*Task brief*.
Scan the records for the string "page"; copy each line where it occurs.

** start **

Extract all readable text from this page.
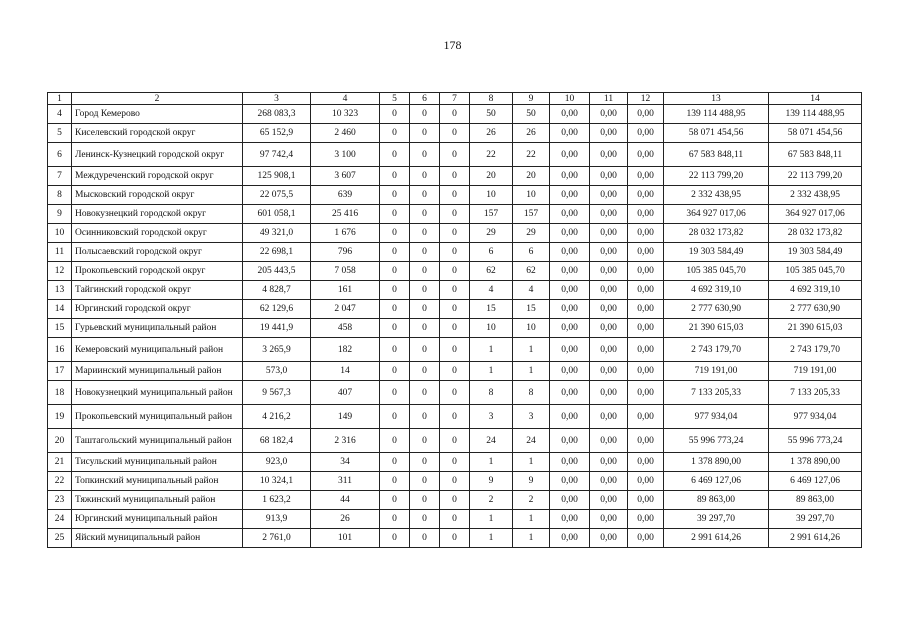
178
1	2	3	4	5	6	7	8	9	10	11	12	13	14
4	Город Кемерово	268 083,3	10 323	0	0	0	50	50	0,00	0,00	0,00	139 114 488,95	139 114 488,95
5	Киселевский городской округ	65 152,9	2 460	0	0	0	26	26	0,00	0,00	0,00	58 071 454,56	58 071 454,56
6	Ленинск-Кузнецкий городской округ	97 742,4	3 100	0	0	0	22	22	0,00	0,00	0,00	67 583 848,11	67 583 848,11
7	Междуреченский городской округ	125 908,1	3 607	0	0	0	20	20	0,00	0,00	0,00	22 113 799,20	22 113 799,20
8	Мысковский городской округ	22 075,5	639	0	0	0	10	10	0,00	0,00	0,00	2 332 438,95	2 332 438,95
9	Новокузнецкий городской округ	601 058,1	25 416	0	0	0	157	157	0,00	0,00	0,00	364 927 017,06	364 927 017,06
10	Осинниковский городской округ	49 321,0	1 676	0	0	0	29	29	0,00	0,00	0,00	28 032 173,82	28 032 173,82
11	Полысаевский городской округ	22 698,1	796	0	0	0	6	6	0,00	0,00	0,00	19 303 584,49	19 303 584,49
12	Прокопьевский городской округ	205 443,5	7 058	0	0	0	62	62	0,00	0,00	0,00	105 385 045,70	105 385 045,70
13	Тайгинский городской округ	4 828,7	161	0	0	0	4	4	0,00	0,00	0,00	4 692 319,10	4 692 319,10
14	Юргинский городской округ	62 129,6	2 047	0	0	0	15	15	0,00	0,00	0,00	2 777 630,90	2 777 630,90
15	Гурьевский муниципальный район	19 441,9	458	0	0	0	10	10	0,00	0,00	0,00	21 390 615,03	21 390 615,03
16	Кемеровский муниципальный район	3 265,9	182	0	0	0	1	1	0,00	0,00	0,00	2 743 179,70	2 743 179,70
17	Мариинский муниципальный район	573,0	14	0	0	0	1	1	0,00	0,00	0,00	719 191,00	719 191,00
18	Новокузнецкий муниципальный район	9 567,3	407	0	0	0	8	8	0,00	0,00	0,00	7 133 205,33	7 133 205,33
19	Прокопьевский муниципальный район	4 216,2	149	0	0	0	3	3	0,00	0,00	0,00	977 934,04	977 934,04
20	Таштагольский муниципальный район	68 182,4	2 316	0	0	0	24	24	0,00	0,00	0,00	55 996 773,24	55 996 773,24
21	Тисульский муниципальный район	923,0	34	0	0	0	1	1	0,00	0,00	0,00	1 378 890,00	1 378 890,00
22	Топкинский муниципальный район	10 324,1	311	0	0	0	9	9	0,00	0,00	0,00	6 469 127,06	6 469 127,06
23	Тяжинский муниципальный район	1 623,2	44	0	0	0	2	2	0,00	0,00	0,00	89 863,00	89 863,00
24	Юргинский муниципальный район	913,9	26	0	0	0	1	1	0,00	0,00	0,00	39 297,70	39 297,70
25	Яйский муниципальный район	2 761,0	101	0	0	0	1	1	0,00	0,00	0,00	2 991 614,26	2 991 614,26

** end **
** start **

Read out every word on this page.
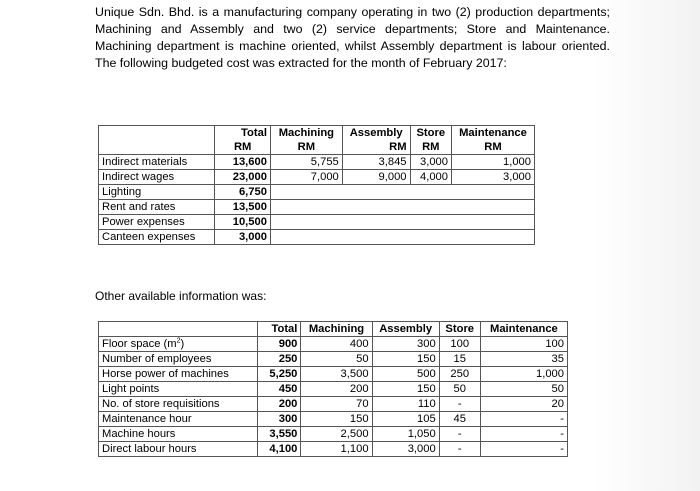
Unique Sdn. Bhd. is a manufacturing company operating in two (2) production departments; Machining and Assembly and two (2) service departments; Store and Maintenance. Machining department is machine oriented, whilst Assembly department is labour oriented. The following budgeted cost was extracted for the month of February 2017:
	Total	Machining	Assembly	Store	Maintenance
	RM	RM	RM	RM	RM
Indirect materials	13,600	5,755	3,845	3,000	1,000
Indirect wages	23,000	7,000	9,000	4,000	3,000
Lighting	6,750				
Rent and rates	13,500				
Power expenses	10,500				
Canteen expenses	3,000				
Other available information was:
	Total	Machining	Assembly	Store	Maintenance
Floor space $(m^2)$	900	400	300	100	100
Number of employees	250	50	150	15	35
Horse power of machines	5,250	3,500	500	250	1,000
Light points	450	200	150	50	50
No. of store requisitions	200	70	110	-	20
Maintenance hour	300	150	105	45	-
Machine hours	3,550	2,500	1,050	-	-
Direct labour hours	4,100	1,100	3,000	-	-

** end **

*Answer*.
Extract all readable text from this page.
Read out every word on this page.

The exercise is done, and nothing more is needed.